What is being asked: Word for word, repeat the entries, minus the pictures.

☆ ☆ ☆ ☆ ☆ ☆ ☆

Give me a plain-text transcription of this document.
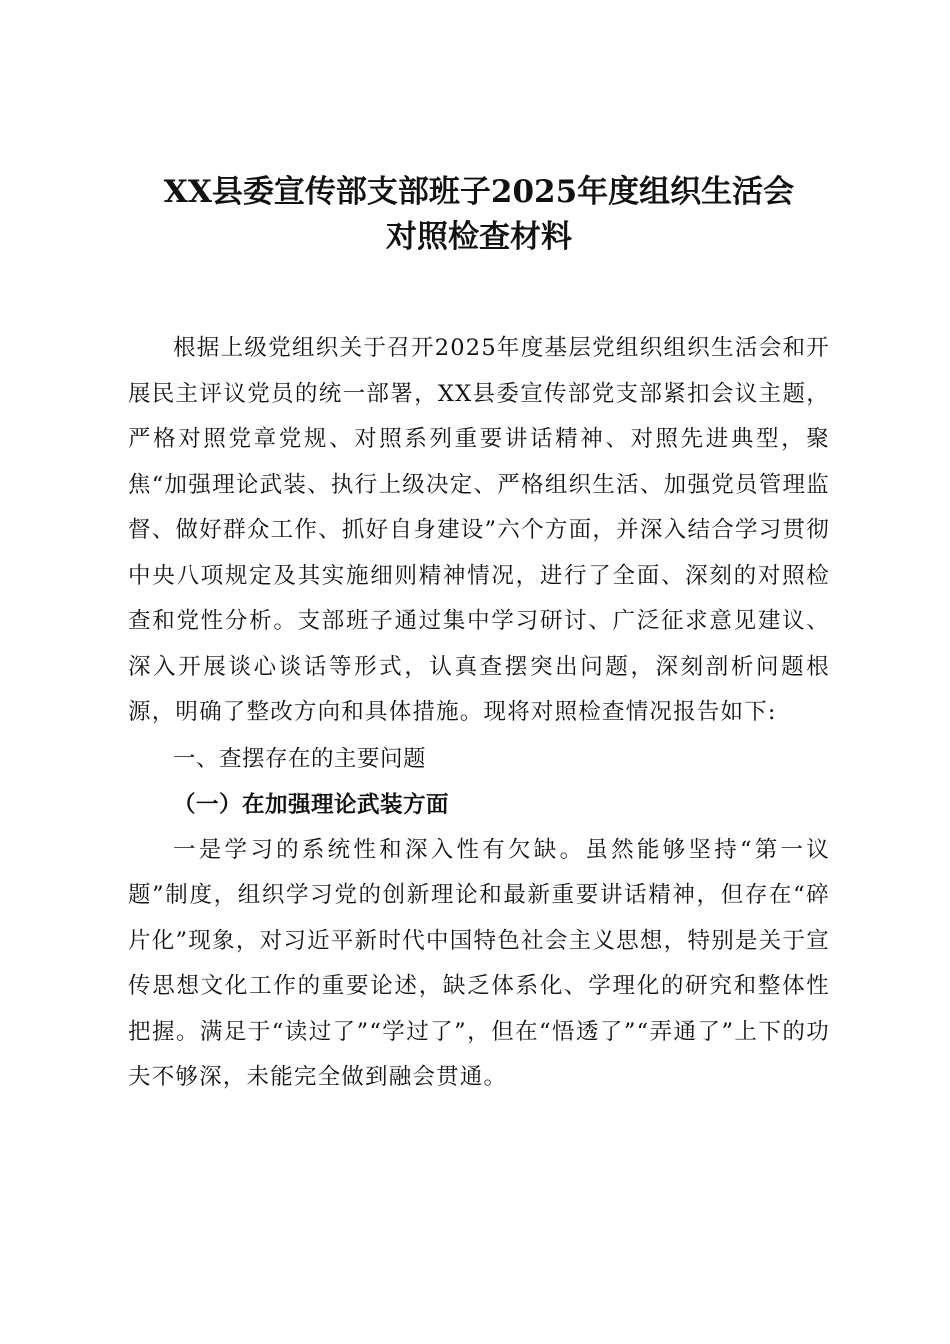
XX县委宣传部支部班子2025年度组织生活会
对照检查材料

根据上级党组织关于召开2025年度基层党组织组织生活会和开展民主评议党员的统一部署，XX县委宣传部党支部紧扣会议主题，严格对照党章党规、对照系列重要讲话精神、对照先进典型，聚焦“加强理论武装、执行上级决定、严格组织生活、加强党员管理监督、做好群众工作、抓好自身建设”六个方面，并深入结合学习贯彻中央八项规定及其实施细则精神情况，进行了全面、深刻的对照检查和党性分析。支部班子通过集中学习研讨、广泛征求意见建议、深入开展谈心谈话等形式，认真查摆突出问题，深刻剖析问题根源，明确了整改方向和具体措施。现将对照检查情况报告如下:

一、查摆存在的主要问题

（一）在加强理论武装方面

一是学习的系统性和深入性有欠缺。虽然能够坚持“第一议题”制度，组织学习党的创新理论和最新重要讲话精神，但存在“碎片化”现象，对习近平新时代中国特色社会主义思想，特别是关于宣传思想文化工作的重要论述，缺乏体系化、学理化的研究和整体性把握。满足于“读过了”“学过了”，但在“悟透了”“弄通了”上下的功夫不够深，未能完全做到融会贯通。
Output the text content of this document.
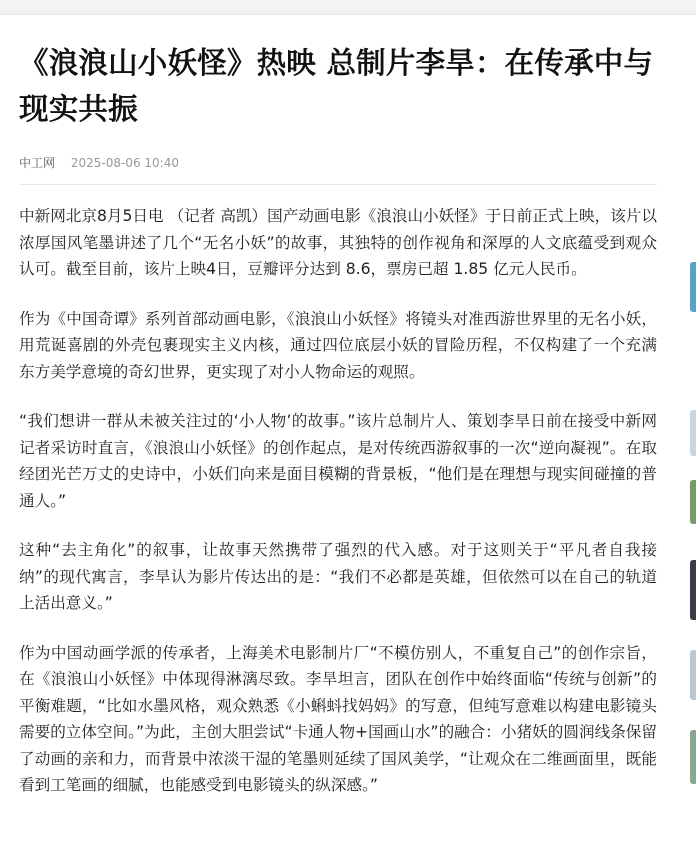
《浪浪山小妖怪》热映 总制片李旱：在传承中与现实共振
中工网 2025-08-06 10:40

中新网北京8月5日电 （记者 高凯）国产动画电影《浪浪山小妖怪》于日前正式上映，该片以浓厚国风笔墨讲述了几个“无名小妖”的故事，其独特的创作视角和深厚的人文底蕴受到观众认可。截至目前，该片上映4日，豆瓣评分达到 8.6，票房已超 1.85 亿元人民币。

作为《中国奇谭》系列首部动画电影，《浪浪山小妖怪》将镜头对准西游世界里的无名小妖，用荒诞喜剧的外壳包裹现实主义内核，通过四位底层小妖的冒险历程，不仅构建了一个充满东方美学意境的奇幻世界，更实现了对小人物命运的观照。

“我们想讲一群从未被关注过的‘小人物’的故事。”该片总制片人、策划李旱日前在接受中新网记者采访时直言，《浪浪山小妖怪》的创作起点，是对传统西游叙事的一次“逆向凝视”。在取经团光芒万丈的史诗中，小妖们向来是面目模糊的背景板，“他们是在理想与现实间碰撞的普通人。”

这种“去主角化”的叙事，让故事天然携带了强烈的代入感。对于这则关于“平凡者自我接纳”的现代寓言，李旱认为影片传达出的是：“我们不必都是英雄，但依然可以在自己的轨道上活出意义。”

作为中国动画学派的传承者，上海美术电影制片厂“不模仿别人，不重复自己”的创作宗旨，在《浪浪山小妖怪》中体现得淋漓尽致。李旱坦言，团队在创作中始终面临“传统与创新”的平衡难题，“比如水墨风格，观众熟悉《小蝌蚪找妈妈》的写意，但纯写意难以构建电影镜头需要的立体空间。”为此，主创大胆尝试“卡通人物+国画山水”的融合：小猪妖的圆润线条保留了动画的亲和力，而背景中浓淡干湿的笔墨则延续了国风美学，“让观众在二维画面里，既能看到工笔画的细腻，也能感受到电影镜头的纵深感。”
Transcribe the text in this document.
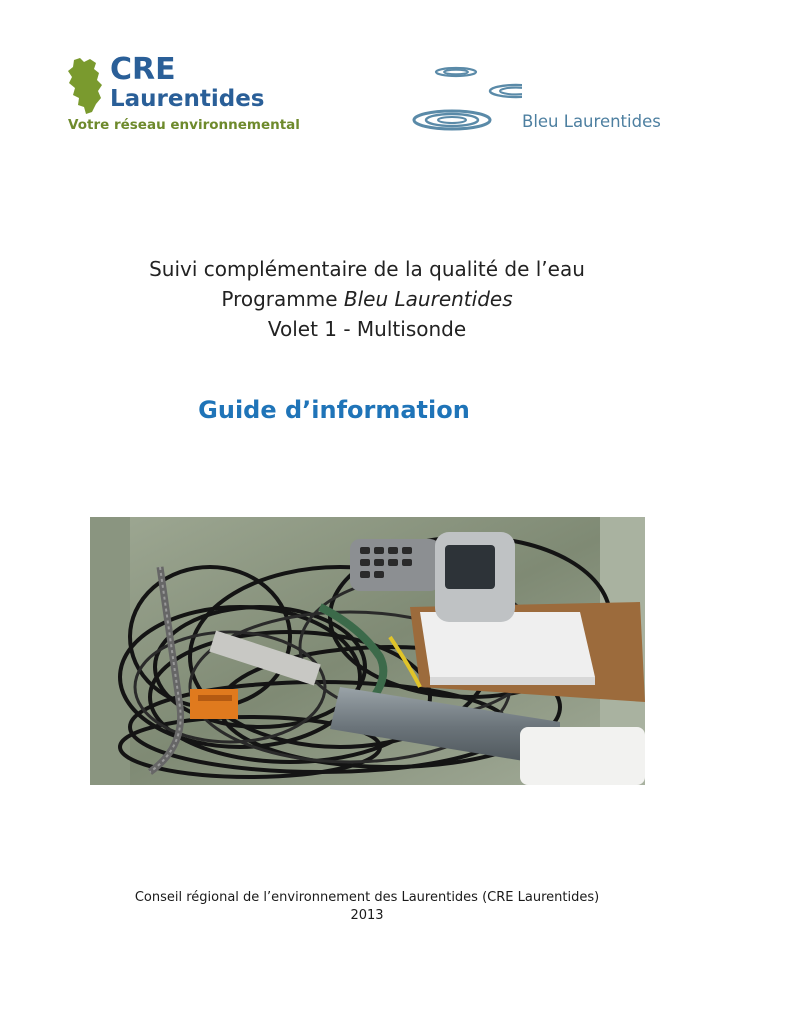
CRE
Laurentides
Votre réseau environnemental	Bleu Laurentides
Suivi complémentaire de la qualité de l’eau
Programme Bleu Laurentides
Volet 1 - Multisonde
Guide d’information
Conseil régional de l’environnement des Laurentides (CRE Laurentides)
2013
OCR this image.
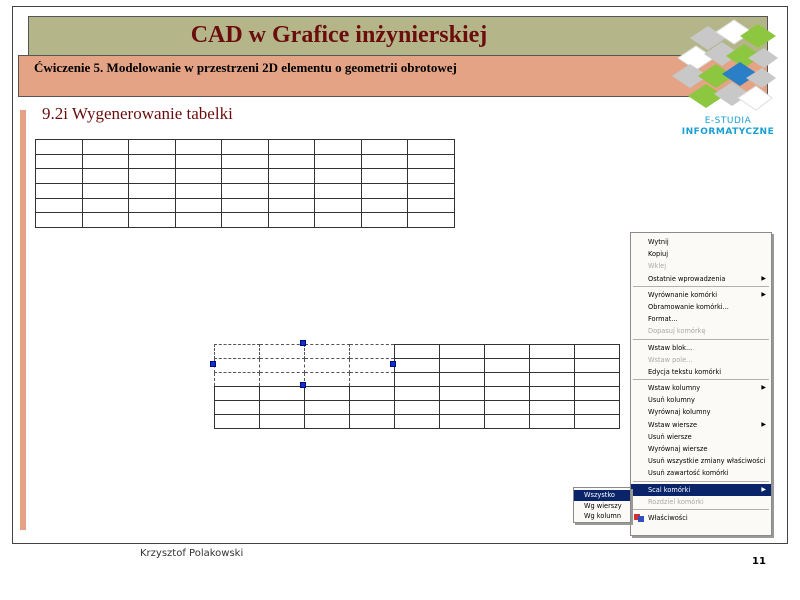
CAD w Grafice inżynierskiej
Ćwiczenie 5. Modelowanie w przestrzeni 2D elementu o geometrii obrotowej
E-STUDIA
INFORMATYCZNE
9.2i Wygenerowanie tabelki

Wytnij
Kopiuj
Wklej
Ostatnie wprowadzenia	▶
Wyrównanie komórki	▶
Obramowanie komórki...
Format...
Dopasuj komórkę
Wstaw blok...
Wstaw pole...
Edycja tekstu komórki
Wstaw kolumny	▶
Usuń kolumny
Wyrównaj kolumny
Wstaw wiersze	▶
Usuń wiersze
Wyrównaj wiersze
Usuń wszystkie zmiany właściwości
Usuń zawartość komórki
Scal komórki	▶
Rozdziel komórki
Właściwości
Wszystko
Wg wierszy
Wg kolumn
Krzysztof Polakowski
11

☆ ☆ ☆ ☆ ☆ ☆ ☆

Response to the exercise:
Give me a plain-text transcription of this document.
XX县委宣传部支部班子2025年度组织生活会
对照检查材料

根据上级党组织关于召开2025年度基层党组织组织生活会和开展民主评议党员的统一部署，XX县委宣传部党支部紧扣会议主题，严格对照党章党规、对照系列重要讲话精神、对照先进典型，聚焦“加强理论武装、执行上级决定、严格组织生活、加强党员管理监督、做好群众工作、抓好自身建设”六个方面，并深入结合学习贯彻中央八项规定及其实施细则精神情况，进行了全面、深刻的对照检查和党性分析。支部班子通过集中学习研讨、广泛征求意见建议、深入开展谈心谈话等形式，认真查摆突出问题，深刻剖析问题根源，明确了整改方向和具体措施。现将对照检查情况报告如下:

一、查摆存在的主要问题

（一）在加强理论武装方面

一是学习的系统性和深入性有欠缺。虽然能够坚持“第一议题”制度，组织学习党的创新理论和最新重要讲话精神，但存在“碎片化”现象，对习近平新时代中国特色社会主义思想，特别是关于宣传思想文化工作的重要论述，缺乏体系化、学理化的研究和整体性把握。满足于“读过了”“学过了”，但在“悟透了”“弄通了”上下的功夫不够深，未能完全做到融会贯通。
Output the text content of this document.
《浪浪山小妖怪》热映 总制片李旱：在传承中与现实共振
中工网 2025-08-06 10:40

中新网北京8月5日电 （记者 高凯）国产动画电影《浪浪山小妖怪》于日前正式上映，该片以浓厚国风笔墨讲述了几个“无名小妖”的故事，其独特的创作视角和深厚的人文底蕴受到观众认可。截至目前，该片上映4日，豆瓣评分达到 8.6，票房已超 1.85 亿元人民币。

作为《中国奇谭》系列首部动画电影，《浪浪山小妖怪》将镜头对准西游世界里的无名小妖，用荒诞喜剧的外壳包裹现实主义内核，通过四位底层小妖的冒险历程，不仅构建了一个充满东方美学意境的奇幻世界，更实现了对小人物命运的观照。

“我们想讲一群从未被关注过的‘小人物’的故事。”该片总制片人、策划李旱日前在接受中新网记者采访时直言，《浪浪山小妖怪》的创作起点，是对传统西游叙事的一次“逆向凝视”。在取经团光芒万丈的史诗中，小妖们向来是面目模糊的背景板，“他们是在理想与现实间碰撞的普通人。”

这种“去主角化”的叙事，让故事天然携带了强烈的代入感。对于这则关于“平凡者自我接纳”的现代寓言，李旱认为影片传达出的是：“我们不必都是英雄，但依然可以在自己的轨道上活出意义。”

作为中国动画学派的传承者，上海美术电影制片厂“不模仿别人，不重复自己”的创作宗旨，在《浪浪山小妖怪》中体现得淋漓尽致。李旱坦言，团队在创作中始终面临“传统与创新”的平衡难题，“比如水墨风格，观众熟悉《小蝌蚪找妈妈》的写意，但纯写意难以构建电影镜头需要的立体空间。”为此，主创大胆尝试“卡通人物+国画山水”的融合：小猪妖的圆润线条保留了动画的亲和力，而背景中浓淡干湿的笔墨则延续了国风美学，“让观众在二维画面里，既能看到工笔画的细腻，也能感受到电影镜头的纵深感。”
Transcribe the text in this document.
CRE
Laurentides
Votre réseau environnemental	Bleu Laurentides
Suivi complémentaire de la qualité de l’eau
Programme Bleu Laurentides
Volet 1 - Multisonde
Guide d’information
Conseil régional de l’environnement des Laurentides (CRE Laurentides)
2013
OCR this image.
CAD w Grafice inżynierskiej
Ćwiczenie 5. Modelowanie w przestrzeni 2D elementu o geometrii obrotowej
E-STUDIA
INFORMATYCZNE
9.2i Wygenerowanie tabelki

Wytnij
Kopiuj
Wklej
Ostatnie wprowadzenia	▶
Wyrównanie komórki	▶
Obramowanie komórki...
Format...
Dopasuj komórkę
Wstaw blok...
Wstaw pole...
Edycja tekstu komórki
Wstaw kolumny	▶
Usuń kolumny
Wyrównaj kolumny
Wstaw wiersze	▶
Usuń wiersze
Wyrównaj wiersze
Usuń wszystkie zmiany właściwości
Usuń zawartość komórki
Scal komórki	▶
Rozdziel komórki
Właściwości
Wszystko
Wg wierszy
Wg kolumn
Krzysztof Polakowski
11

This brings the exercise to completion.